• Selected excerpt:
— BEGIN —
You're a dumbass joke and you're probably lying. Go back to Harvard then, I'm sure you'll need it.
» left by Chris from Washington 1 year 301 days ago.
These people who are putting DeVry down are idiots. My daughter got her degree at DeVry in AZ. She also had offers from other well known schools, but stayed with DeVry. She was offered a good job right out of school in Navada. A short time later, she received a request from a company in NY City with a large annual increase in pay. Which she took. Now, this is her third request from another company wanting her to move and work for them. She is making more than my husband, who has worked in his field and has a great job for 40 years. Your always going to have people who don't feel they got what they wanted, but most of the time it is because they are not giving it their all. DeVry is a very good school.
» left by Daniel from Ohio 1 year 270 days ago.
I can honestly say without DeVry I would of had to start over with school 3 times now and probably retake countless hours of subjects I already learned. I have lived in Texas, Missouri, and Ohio within the last 4 years and also spent some time over in Iraq. Although the time in Iraq led to a break in taking some classes I still got more done then I would have at any other college. Yes some courses are easy, but some are also very demanding.
I love the people who accuse others of being DeVry staff undercover, maybe the people saying that are from other University's undercover. Every school has dirty tricks when it comes to attracting students so don't turn a blind eye to what the Universities do in order to get students to attend their college....Reggie Bush anyone. Leave it alone and let people choose what they want to do by encouraging their decision to continue their education.» left by Anony from FL 1 year 82 days ago.
I agree. At least it's an education. The students enrolled at DeVry could be in the streets or drop outs like the rest of the people posting on here, but they're not, they're getting an education.
» left by John from Dallas tx 1 year 247 days ago.
This school is the best and I have friends that they have really good jobs and they got their degrees in Devry !!
» left by Douglas from Chicago, IL 1 year 172 days ago.
I'm attending DeVry because it works well with my schedule. I'm prior USAF with over 25 years of experience in the field of telecommunications. I'm currently an independent consultant making over 220k. It's my belief that once I've earned my BSEET and maybe a MSEE from DeVry my earing potential will increase. I like the small classes and the fact that many of the students are around my age (40's) so for me it's a good choice. Last but not least the BSEET/MSEE programs at DeVry are accredited by the ABET/TAC which is the same agencies that accredit engineering degree programs at IIT, MIT, Cal Tech and other prestigious institutions. I plan on becoming a Licensed Professional Engineer after completing my degree. DeVry certainly isn't for everyone, but what university is? My experience with the academic advisors has been positive, and I look forward to attending. Personally if you're a working adult with tons of experience but no "Formal College Education" DeVry University is definitely a good choice. Experience Degree most times equal higher wages.» left by Steve from Alaska 184 days 15 hours ago.
I am a licensed Professional Engineer (PE) in Electrical Engineering under the Electronics,Communications, and Controls option. I only make about $115K but have only 10 years experience in Electric Utility Telecom departments.
Many electrical engineers work under industrial exemption and don't require PE licenses and are protected by their companies. For example someone designing computer chips probably won't get someone killed if their design failed but someone designing high voltage transmission lines in substations could get people killed in the proper design isn't implemented with safety precautions.
If you are making $220k there is no need for you to get your PE license you are making more than most licensed engineers other than a Petroleum Engineers with Masters in the right specialty which can make upwards to $500k a year but have to move from site to site for work.
— END —
• Data section:
— BEGIN —
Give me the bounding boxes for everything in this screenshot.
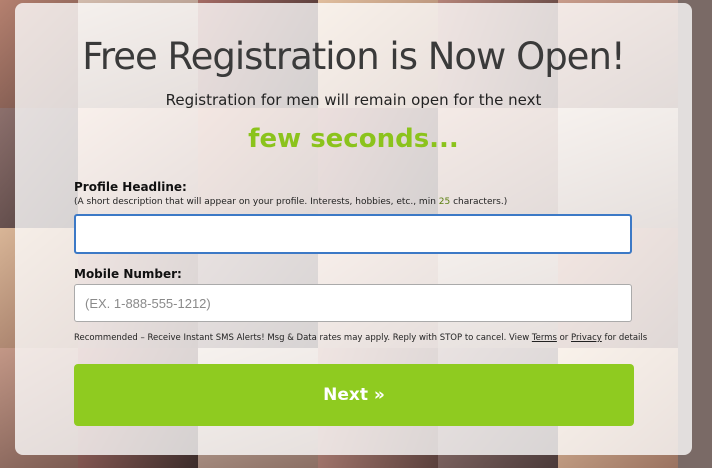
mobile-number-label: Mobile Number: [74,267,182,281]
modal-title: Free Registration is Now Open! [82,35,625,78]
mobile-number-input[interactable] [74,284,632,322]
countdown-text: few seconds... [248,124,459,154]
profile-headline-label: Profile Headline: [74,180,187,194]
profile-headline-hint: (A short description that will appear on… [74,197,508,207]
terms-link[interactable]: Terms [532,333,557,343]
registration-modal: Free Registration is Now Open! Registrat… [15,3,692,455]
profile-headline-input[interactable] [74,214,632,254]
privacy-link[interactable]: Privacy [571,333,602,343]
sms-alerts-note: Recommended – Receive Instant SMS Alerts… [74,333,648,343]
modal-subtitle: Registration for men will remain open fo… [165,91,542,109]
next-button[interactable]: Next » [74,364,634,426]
— END —
• Exercises to complete:
1 - According to the DeVry comments, how many years of experience in telecommunications does the commenter from Alaska say he has?
2 - Retype the DeVry comments from "You're a dumbass" up to and including "very good school.".
The listing has nothing to do with the DeVry comments.

• Expected answers:
1 - Over 25 years.

2 -
You're a dumbass joke and you're probably lying. Go back to Harvard then, I'm sure you'll need it.
» left by Chris from Washington 1 year 301 days ago.
These people who are putting DeVry down are idiots. My daughter got her degree at DeVry in AZ. She also had offers from other well known schools, but stayed with DeVry. She was offered a good job right out of school in Navada. A short time later, she received a request from a company in NY City with a large annual increase in pay. Which she took. Now, this is her third request from another company wanting her to move and work for them. She is making more than my husband, who has worked in his field and has a great job for 40 years. Your always going to have people who don't feel they got what they wanted, but most of the time it is because they are not giving it their all. DeVry is a very good school.